**Records to use**
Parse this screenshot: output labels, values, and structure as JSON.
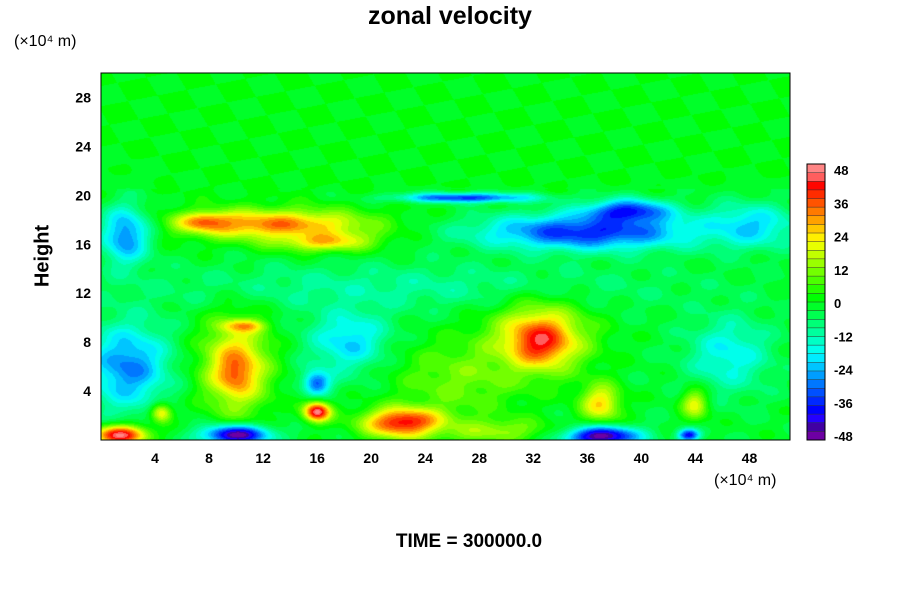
{
  "chart_data": {
    "type": "heatmap",
    "title": "zonal velocity",
    "ylabel": "Height",
    "xlabel": "",
    "x_unit": "(×10⁴ m)",
    "y_unit": "(×10⁴ m)",
    "time_label": "TIME = 300000.0",
    "xlim": [
      0,
      51
    ],
    "ylim": [
      0,
      30
    ],
    "x_ticks": [
      4,
      8,
      12,
      16,
      20,
      24,
      28,
      32,
      36,
      40,
      44,
      48
    ],
    "y_ticks": [
      4,
      8,
      12,
      16,
      20,
      24,
      28
    ],
    "colorbar": {
      "min": -48,
      "max": 48,
      "ticks": [
        48,
        36,
        24,
        12,
        0,
        -12,
        -24,
        -36,
        -48
      ]
    },
    "features": [
      {
        "x": 0,
        "y": 22,
        "rx": 60,
        "ry": 8,
        "value": 0
      },
      {
        "x": 13,
        "y": 17.6,
        "rx": 6.5,
        "ry": 1.2,
        "value": 32
      },
      {
        "x": 16.5,
        "y": 16.3,
        "rx": 3.5,
        "ry": 0.9,
        "value": 28
      },
      {
        "x": 8,
        "y": 17.8,
        "rx": 2,
        "ry": 0.7,
        "value": 36
      },
      {
        "x": 36,
        "y": 17.0,
        "rx": 8,
        "ry": 1.5,
        "value": -36
      },
      {
        "x": 39,
        "y": 18.6,
        "rx": 3,
        "ry": 1,
        "value": -40
      },
      {
        "x": 27,
        "y": 19.8,
        "rx": 5,
        "ry": 0.4,
        "value": -34
      },
      {
        "x": 1.8,
        "y": 16.7,
        "rx": 1.8,
        "ry": 2.5,
        "value": -28
      },
      {
        "x": 48,
        "y": 17.5,
        "rx": 3.5,
        "ry": 1.8,
        "value": -22
      },
      {
        "x": 22,
        "y": 12.5,
        "rx": 20,
        "ry": 2,
        "value": -10
      },
      {
        "x": 2,
        "y": 6,
        "rx": 3,
        "ry": 3.5,
        "value": -28
      },
      {
        "x": 10,
        "y": 6,
        "rx": 2.5,
        "ry": 3.8,
        "value": 28
      },
      {
        "x": 10,
        "y": 5.5,
        "rx": 1,
        "ry": 1.2,
        "value": 36
      },
      {
        "x": 10.5,
        "y": 9.3,
        "rx": 1.5,
        "ry": 0.5,
        "value": 30
      },
      {
        "x": 16,
        "y": 4.7,
        "rx": 1,
        "ry": 1,
        "value": -34
      },
      {
        "x": 18.5,
        "y": 8,
        "rx": 3,
        "ry": 2.6,
        "value": -22
      },
      {
        "x": 26.5,
        "y": 5,
        "rx": 5,
        "ry": 3.3,
        "value": 10
      },
      {
        "x": 32.5,
        "y": 8.3,
        "rx": 3.5,
        "ry": 2.8,
        "value": 30
      },
      {
        "x": 32.5,
        "y": 8.0,
        "rx": 1.6,
        "ry": 1.4,
        "value": 42
      },
      {
        "x": 37,
        "y": 3,
        "rx": 1.5,
        "ry": 1.6,
        "value": 24
      },
      {
        "x": 44,
        "y": 3,
        "rx": 1,
        "ry": 1.3,
        "value": 22
      },
      {
        "x": 46.5,
        "y": 7,
        "rx": 3,
        "ry": 3,
        "value": -18
      },
      {
        "x": 22.5,
        "y": 1.4,
        "rx": 3,
        "ry": 1.2,
        "value": 44
      },
      {
        "x": 16,
        "y": 2.3,
        "rx": 1,
        "ry": 0.8,
        "value": 46
      },
      {
        "x": 10,
        "y": 0.4,
        "rx": 2.5,
        "ry": 0.8,
        "value": -46
      },
      {
        "x": 37,
        "y": 0.3,
        "rx": 2.8,
        "ry": 0.8,
        "value": -48
      },
      {
        "x": 1.5,
        "y": 0.4,
        "rx": 2,
        "ry": 0.8,
        "value": 44
      },
      {
        "x": 43.5,
        "y": 0.4,
        "rx": 0.8,
        "ry": 0.5,
        "value": -38
      },
      {
        "x": 29,
        "y": 0.8,
        "rx": 4,
        "ry": 1,
        "value": 14
      },
      {
        "x": 4.5,
        "y": 2.2,
        "rx": 0.8,
        "ry": 0.8,
        "value": 22
      }
    ]
  }
}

**Written task**
All of the material above should be reproduced exactly, except the pictures.

**Solution to this problem**
Parse this screenshot: output labels, values, and structure as JSON.
{
  "chart_data": {
    "type": "heatmap",
    "title": "zonal velocity",
    "ylabel": "Height",
    "xlabel": "",
    "x_unit": "(×10⁴ m)",
    "y_unit": "(×10⁴ m)",
    "time_label": "TIME = 300000.0",
    "xlim": [
      0,
      51
    ],
    "ylim": [
      0,
      30
    ],
    "x_ticks": [
      4,
      8,
      12,
      16,
      20,
      24,
      28,
      32,
      36,
      40,
      44,
      48
    ],
    "y_ticks": [
      4,
      8,
      12,
      16,
      20,
      24,
      28
    ],
    "colorbar": {
      "min": -48,
      "max": 48,
      "ticks": [
        48,
        36,
        24,
        12,
        0,
        -12,
        -24,
        -36,
        -48
      ]
    },
    "features": [
      {
        "x": 0,
        "y": 22,
        "rx": 60,
        "ry": 8,
        "value": 0
      },
      {
        "x": 13,
        "y": 17.6,
        "rx": 6.5,
        "ry": 1.2,
        "value": 32
      },
      {
        "x": 16.5,
        "y": 16.3,
        "rx": 3.5,
        "ry": 0.9,
        "value": 28
      },
      {
        "x": 8,
        "y": 17.8,
        "rx": 2,
        "ry": 0.7,
        "value": 36
      },
      {
        "x": 36,
        "y": 17.0,
        "rx": 8,
        "ry": 1.5,
        "value": -36
      },
      {
        "x": 39,
        "y": 18.6,
        "rx": 3,
        "ry": 1,
        "value": -40
      },
      {
        "x": 27,
        "y": 19.8,
        "rx": 5,
        "ry": 0.4,
        "value": -34
      },
      {
        "x": 1.8,
        "y": 16.7,
        "rx": 1.8,
        "ry": 2.5,
        "value": -28
      },
      {
        "x": 48,
        "y": 17.5,
        "rx": 3.5,
        "ry": 1.8,
        "value": -22
      },
      {
        "x": 22,
        "y": 12.5,
        "rx": 20,
        "ry": 2,
        "value": -10
      },
      {
        "x": 2,
        "y": 6,
        "rx": 3,
        "ry": 3.5,
        "value": -28
      },
      {
        "x": 10,
        "y": 6,
        "rx": 2.5,
        "ry": 3.8,
        "value": 28
      },
      {
        "x": 10,
        "y": 5.5,
        "rx": 1,
        "ry": 1.2,
        "value": 36
      },
      {
        "x": 10.5,
        "y": 9.3,
        "rx": 1.5,
        "ry": 0.5,
        "value": 30
      },
      {
        "x": 16,
        "y": 4.7,
        "rx": 1,
        "ry": 1,
        "value": -34
      },
      {
        "x": 18.5,
        "y": 8,
        "rx": 3,
        "ry": 2.6,
        "value": -22
      },
      {
        "x": 26.5,
        "y": 5,
        "rx": 5,
        "ry": 3.3,
        "value": 10
      },
      {
        "x": 32.5,
        "y": 8.3,
        "rx": 3.5,
        "ry": 2.8,
        "value": 30
      },
      {
        "x": 32.5,
        "y": 8.0,
        "rx": 1.6,
        "ry": 1.4,
        "value": 42
      },
      {
        "x": 37,
        "y": 3,
        "rx": 1.5,
        "ry": 1.6,
        "value": 24
      },
      {
        "x": 44,
        "y": 3,
        "rx": 1,
        "ry": 1.3,
        "value": 22
      },
      {
        "x": 46.5,
        "y": 7,
        "rx": 3,
        "ry": 3,
        "value": -18
      },
      {
        "x": 22.5,
        "y": 1.4,
        "rx": 3,
        "ry": 1.2,
        "value": 44
      },
      {
        "x": 16,
        "y": 2.3,
        "rx": 1,
        "ry": 0.8,
        "value": 46
      },
      {
        "x": 10,
        "y": 0.4,
        "rx": 2.5,
        "ry": 0.8,
        "value": -46
      },
      {
        "x": 37,
        "y": 0.3,
        "rx": 2.8,
        "ry": 0.8,
        "value": -48
      },
      {
        "x": 1.5,
        "y": 0.4,
        "rx": 2,
        "ry": 0.8,
        "value": 44
      },
      {
        "x": 43.5,
        "y": 0.4,
        "rx": 0.8,
        "ry": 0.5,
        "value": -38
      },
      {
        "x": 29,
        "y": 0.8,
        "rx": 4,
        "ry": 1,
        "value": 14
      },
      {
        "x": 4.5,
        "y": 2.2,
        "rx": 0.8,
        "ry": 0.8,
        "value": 22
      }
    ]
  }
}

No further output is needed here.